▸ Data supplied
+-------+

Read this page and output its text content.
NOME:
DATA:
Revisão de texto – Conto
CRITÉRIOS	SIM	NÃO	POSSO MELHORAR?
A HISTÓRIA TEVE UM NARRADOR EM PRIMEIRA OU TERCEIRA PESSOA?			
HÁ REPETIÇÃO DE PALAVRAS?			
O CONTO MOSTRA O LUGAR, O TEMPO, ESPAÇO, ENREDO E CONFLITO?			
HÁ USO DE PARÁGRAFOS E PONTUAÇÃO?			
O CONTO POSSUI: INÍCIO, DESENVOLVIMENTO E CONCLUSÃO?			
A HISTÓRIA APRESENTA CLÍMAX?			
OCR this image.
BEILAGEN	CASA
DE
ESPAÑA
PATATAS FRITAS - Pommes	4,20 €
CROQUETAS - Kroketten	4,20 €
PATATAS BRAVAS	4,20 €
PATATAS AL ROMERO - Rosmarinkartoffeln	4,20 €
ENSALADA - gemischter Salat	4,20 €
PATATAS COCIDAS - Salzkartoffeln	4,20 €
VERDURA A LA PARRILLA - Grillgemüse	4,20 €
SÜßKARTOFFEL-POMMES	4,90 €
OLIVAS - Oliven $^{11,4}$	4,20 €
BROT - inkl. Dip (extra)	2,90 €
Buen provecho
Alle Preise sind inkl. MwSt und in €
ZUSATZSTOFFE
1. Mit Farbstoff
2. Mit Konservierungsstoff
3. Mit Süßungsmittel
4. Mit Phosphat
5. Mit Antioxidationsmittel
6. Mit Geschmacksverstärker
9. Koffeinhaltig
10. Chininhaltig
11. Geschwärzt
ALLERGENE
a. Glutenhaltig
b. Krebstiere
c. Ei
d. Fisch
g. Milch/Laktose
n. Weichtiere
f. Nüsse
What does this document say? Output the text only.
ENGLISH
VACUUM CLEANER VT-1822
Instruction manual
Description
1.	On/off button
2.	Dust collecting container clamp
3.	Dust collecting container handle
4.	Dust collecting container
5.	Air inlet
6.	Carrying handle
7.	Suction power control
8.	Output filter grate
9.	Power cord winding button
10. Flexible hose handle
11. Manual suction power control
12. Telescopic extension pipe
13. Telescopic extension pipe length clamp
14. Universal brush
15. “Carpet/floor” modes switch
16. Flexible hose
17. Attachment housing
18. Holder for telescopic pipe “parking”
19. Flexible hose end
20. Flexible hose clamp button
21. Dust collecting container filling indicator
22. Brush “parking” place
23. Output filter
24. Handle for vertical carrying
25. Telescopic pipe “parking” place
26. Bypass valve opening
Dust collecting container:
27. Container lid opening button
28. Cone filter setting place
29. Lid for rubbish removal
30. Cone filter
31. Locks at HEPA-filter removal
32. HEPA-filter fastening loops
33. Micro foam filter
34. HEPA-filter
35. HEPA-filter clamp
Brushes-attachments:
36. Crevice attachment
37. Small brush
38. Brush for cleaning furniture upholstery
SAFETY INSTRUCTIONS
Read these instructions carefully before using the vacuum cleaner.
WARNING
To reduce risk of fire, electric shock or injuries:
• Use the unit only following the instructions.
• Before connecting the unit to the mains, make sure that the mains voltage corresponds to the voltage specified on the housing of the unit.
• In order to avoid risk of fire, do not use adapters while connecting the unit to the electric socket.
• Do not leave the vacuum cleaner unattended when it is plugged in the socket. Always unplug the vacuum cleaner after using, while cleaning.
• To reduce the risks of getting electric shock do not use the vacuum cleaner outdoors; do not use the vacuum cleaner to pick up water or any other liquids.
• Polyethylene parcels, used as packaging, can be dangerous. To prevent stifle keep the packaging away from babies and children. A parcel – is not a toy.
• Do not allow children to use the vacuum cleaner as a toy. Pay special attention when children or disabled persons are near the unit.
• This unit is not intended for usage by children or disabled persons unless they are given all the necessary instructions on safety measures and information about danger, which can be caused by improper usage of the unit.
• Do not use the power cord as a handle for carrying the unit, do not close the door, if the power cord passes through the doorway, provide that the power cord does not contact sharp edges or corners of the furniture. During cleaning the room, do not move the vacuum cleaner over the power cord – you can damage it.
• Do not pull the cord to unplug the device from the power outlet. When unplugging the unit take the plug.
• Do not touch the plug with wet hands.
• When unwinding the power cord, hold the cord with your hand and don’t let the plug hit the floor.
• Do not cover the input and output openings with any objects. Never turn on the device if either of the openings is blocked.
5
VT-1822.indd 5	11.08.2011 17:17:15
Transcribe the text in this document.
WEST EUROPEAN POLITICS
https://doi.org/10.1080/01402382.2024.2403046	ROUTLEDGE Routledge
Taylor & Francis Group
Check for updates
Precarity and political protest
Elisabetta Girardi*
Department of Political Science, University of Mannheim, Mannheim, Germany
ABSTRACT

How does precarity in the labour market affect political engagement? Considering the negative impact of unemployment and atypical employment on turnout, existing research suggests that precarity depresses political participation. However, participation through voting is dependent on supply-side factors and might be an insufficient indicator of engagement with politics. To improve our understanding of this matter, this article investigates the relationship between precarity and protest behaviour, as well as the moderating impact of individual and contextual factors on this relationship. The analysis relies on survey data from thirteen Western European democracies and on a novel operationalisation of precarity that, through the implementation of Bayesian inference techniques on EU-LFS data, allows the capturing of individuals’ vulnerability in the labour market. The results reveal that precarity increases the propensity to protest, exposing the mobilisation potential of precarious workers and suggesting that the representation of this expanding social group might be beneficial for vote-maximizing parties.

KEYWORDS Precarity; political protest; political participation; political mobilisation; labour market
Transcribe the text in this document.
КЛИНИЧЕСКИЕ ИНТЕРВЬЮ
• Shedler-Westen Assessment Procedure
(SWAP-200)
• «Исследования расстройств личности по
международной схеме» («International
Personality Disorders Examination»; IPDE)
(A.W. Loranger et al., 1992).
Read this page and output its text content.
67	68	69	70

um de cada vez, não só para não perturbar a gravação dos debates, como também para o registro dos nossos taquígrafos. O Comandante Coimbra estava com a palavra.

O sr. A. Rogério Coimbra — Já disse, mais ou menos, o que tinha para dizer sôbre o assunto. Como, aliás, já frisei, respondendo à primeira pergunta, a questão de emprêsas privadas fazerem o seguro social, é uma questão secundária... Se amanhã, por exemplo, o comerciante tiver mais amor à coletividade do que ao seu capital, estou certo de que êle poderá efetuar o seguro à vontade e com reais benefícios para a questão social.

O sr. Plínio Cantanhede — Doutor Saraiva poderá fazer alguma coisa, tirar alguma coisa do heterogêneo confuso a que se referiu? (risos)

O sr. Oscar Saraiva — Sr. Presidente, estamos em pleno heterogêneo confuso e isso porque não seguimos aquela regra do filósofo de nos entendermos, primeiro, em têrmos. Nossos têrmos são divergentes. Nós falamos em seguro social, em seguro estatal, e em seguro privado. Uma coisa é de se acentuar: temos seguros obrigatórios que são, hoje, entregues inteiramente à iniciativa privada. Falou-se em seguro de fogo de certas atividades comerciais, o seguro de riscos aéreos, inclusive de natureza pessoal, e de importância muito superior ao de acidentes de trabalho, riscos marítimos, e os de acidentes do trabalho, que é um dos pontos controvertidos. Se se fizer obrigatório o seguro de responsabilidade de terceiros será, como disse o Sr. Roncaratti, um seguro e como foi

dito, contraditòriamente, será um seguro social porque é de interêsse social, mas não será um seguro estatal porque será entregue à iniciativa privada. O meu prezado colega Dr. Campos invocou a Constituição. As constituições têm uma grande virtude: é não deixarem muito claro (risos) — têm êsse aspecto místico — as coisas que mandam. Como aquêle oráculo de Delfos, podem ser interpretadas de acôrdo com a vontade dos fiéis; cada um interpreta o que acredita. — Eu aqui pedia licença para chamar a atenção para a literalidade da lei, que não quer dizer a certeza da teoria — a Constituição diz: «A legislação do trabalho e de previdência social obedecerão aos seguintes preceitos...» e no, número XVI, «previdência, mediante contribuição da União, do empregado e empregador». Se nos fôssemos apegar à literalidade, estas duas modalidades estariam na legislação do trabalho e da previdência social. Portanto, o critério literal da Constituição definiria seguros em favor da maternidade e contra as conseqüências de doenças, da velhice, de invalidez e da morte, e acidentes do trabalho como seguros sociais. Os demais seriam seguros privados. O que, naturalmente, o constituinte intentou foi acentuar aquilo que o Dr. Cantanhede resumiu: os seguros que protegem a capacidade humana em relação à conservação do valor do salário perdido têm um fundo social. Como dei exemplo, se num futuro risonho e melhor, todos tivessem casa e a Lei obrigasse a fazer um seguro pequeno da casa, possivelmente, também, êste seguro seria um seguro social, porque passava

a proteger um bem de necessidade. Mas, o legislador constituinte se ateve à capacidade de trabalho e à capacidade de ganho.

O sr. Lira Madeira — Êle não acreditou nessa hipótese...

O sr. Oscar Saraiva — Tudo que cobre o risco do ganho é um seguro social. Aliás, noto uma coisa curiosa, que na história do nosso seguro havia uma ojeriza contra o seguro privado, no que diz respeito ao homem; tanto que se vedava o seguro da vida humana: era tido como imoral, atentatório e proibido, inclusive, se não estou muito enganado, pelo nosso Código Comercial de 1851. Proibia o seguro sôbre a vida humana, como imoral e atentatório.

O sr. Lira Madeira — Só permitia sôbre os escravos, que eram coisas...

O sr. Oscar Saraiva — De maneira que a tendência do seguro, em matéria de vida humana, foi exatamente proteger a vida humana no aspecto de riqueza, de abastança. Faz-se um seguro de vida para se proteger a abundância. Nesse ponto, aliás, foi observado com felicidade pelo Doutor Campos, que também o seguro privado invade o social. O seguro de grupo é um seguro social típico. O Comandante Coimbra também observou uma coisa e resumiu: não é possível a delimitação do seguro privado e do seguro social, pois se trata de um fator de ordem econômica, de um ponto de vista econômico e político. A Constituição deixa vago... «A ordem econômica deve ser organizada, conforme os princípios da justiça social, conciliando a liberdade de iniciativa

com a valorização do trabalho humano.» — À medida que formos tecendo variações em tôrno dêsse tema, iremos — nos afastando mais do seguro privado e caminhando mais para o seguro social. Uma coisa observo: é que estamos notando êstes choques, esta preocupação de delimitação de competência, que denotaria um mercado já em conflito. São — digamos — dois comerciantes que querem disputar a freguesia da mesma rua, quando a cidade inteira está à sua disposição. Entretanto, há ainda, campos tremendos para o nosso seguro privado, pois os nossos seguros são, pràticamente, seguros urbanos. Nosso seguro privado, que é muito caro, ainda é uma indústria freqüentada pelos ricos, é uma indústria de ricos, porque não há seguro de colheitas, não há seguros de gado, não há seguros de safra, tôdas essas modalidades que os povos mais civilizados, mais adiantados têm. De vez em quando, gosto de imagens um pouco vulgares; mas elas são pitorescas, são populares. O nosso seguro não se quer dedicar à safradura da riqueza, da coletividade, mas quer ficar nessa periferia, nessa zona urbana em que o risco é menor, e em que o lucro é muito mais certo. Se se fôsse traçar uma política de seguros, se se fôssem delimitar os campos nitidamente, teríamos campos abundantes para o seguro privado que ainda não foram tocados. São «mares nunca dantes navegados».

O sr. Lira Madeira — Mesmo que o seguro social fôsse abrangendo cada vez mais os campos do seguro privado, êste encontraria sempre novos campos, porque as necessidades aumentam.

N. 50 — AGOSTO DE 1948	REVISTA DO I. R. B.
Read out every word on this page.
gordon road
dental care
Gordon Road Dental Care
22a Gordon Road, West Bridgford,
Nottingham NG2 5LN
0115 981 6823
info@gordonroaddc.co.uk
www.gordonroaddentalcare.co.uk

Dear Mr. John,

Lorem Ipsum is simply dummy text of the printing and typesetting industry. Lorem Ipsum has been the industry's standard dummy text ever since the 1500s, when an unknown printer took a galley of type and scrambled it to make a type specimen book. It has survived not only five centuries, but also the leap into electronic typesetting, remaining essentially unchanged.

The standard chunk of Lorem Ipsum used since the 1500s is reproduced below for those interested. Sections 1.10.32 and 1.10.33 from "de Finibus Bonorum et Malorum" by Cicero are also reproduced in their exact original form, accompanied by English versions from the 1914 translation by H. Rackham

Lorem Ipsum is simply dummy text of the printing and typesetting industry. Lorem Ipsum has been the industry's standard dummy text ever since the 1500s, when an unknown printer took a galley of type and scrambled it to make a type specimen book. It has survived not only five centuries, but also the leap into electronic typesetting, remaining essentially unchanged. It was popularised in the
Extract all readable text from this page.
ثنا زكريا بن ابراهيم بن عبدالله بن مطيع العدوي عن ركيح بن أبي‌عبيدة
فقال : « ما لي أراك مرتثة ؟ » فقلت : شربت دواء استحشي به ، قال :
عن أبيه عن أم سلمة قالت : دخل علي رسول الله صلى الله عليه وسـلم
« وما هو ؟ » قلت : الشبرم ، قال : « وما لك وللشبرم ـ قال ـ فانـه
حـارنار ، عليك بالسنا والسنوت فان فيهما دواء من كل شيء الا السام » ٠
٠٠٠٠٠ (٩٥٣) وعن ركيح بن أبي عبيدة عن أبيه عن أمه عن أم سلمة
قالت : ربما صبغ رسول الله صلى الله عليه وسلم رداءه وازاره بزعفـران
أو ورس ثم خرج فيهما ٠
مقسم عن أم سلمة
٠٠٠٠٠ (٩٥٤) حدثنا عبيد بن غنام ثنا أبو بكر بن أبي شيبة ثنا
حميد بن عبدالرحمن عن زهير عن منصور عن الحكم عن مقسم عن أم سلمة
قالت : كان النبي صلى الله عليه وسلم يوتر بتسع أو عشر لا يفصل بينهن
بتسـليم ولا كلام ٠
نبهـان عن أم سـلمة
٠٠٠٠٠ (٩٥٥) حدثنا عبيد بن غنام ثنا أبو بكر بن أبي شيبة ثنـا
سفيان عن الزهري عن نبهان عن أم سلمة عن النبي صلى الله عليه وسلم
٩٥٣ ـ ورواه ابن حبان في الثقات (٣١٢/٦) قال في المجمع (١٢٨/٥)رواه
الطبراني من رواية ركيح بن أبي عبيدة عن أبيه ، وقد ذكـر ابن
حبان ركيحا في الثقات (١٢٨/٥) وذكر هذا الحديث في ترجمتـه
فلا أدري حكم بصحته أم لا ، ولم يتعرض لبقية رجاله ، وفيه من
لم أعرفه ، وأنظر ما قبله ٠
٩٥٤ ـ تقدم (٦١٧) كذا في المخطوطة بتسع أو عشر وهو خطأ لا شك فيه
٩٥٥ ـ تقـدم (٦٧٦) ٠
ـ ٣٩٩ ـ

+-------+

▸ What the task asks
Search the data above for the string "HEPA" and copy each line that has it.

▸ Response
31. Locks at HEPA-filter removal
32. HEPA-filter fastening loops
34. HEPA-filter
35. HEPA-filter clamp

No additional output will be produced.